▶ [What this task involves]: Scan the data for "text" and copy the lines it appears in.

▶ [Dataset listings of figures]:
+ + + +
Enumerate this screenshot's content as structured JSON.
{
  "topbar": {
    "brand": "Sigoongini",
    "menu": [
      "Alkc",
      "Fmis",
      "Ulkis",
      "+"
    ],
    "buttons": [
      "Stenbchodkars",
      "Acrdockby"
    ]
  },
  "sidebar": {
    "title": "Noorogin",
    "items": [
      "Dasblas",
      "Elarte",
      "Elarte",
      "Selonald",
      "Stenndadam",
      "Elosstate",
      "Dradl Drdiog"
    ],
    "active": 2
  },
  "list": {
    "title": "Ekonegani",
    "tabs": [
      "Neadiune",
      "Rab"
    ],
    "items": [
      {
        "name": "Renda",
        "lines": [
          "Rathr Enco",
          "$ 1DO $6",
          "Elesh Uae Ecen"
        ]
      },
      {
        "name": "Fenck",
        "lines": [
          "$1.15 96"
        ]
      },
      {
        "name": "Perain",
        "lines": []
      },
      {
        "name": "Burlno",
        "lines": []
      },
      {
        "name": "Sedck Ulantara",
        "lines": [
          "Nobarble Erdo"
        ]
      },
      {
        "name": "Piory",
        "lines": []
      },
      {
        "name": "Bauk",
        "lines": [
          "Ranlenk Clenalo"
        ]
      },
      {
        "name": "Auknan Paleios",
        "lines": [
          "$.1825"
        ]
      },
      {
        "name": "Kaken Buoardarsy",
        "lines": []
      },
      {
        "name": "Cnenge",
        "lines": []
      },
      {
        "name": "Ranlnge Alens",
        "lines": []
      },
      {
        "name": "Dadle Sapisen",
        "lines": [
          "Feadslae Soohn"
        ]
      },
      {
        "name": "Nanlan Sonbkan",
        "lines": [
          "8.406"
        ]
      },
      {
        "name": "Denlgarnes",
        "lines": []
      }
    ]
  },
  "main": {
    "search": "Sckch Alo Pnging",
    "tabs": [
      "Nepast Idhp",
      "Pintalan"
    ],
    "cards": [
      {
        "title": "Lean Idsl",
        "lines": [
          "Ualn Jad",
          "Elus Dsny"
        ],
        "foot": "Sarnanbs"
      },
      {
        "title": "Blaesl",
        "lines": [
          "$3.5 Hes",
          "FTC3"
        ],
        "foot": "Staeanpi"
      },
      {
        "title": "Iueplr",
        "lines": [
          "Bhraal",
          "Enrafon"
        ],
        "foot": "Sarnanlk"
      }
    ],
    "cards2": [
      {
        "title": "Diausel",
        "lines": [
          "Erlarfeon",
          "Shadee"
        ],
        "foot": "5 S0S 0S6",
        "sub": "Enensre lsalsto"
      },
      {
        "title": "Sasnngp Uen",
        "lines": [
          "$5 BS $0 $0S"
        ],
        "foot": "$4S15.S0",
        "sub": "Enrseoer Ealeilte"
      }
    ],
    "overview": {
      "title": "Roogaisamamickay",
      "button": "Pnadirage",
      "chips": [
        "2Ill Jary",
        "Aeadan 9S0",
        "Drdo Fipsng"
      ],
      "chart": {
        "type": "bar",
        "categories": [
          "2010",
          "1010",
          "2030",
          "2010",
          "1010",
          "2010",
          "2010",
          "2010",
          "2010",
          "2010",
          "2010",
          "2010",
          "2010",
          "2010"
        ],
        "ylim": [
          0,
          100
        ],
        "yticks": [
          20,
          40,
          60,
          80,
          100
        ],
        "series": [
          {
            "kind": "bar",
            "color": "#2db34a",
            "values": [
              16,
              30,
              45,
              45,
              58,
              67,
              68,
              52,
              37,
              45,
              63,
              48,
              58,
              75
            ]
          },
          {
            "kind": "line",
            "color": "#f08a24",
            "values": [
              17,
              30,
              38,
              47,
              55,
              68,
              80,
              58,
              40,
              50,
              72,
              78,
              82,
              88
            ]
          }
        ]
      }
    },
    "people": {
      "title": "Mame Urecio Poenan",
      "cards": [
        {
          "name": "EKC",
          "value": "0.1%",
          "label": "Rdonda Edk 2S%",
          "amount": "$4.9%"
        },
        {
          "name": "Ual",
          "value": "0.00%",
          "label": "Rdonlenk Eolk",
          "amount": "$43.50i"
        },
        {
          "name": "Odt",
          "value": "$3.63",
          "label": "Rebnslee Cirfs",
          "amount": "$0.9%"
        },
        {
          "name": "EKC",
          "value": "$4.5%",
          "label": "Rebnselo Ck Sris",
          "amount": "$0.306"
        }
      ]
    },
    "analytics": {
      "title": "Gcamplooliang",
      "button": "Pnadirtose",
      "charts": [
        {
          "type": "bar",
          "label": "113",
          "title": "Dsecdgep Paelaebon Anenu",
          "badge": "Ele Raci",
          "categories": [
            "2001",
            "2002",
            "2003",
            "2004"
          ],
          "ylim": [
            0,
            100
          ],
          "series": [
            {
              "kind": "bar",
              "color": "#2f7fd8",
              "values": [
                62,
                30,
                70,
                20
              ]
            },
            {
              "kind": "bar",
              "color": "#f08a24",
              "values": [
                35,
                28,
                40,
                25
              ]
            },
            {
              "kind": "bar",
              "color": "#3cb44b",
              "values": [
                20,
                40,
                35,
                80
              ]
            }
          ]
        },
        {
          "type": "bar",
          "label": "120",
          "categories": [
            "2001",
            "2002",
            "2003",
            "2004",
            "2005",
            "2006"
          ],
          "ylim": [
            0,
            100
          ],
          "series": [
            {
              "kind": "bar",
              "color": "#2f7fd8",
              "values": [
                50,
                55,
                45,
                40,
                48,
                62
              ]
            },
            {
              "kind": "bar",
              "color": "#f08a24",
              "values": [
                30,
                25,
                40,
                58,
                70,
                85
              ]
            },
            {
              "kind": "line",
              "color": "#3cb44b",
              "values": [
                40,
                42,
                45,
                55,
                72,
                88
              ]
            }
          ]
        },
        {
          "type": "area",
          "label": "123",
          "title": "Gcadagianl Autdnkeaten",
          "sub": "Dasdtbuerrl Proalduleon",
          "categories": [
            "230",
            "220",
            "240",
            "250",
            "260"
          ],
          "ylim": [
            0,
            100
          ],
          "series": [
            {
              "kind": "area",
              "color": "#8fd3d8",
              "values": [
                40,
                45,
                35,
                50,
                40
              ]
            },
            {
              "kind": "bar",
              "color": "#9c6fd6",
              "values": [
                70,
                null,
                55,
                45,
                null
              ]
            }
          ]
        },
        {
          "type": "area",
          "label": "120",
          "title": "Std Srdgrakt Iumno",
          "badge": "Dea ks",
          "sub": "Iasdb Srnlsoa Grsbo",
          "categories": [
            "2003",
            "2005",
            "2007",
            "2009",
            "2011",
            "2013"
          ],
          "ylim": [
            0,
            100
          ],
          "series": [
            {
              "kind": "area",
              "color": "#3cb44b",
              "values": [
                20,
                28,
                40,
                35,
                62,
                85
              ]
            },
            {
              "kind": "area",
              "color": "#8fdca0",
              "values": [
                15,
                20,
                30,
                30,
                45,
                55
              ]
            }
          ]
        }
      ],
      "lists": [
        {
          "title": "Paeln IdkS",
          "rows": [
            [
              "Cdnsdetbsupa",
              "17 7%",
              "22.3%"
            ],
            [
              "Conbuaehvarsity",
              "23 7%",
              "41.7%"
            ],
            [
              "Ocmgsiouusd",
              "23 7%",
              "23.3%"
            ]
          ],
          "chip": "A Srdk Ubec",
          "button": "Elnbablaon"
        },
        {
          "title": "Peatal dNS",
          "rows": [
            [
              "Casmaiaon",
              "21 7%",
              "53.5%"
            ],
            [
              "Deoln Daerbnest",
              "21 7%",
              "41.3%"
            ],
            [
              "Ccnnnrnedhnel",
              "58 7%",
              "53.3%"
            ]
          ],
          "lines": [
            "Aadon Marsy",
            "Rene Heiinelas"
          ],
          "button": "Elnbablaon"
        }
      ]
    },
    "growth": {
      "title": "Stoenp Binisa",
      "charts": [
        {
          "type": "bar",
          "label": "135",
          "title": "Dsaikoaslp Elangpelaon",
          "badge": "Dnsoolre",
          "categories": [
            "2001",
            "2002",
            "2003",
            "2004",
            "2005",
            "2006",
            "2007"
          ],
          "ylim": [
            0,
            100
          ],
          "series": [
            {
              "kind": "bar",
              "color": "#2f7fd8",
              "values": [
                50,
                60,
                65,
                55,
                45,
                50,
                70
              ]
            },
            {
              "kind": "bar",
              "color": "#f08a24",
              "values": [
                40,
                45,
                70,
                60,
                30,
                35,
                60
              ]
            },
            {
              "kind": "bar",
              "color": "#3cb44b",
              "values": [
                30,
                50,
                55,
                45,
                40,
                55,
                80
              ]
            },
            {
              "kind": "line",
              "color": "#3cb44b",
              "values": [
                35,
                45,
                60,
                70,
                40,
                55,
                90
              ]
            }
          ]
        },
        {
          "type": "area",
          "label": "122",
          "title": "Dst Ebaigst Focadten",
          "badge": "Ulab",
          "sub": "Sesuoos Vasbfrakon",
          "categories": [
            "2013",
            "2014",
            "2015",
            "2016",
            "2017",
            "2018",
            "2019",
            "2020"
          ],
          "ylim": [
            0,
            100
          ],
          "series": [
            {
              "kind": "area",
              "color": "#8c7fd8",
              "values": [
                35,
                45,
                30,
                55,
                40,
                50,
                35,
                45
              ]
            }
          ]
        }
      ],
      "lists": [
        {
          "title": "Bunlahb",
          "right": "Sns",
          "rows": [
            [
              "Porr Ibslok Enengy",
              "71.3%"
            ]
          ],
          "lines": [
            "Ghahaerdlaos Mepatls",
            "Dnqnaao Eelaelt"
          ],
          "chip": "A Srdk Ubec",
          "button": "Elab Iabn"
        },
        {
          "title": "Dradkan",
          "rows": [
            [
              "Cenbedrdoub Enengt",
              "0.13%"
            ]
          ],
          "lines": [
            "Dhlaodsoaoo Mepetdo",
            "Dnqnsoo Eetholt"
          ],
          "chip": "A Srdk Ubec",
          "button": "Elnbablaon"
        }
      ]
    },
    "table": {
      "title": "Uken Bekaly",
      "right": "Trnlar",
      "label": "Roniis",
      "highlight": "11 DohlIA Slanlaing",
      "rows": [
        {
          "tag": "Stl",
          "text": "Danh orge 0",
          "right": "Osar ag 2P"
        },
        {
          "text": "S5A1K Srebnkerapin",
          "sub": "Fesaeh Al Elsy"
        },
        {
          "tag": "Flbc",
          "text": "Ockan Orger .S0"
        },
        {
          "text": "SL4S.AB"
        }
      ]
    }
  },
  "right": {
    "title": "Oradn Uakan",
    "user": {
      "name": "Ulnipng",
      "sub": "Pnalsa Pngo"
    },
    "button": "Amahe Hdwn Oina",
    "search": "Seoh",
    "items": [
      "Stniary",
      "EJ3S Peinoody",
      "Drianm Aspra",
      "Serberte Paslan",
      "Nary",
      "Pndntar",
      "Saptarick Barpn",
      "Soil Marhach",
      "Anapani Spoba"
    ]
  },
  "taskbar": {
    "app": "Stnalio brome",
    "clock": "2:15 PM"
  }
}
+ + + +
▶ [Reply]:
          "text": "Danh orge 0",
          "text": "S5A1K Srebnkerapin",
          "text": "Ockan Orger .S0"
          "text": "SL4S.AB"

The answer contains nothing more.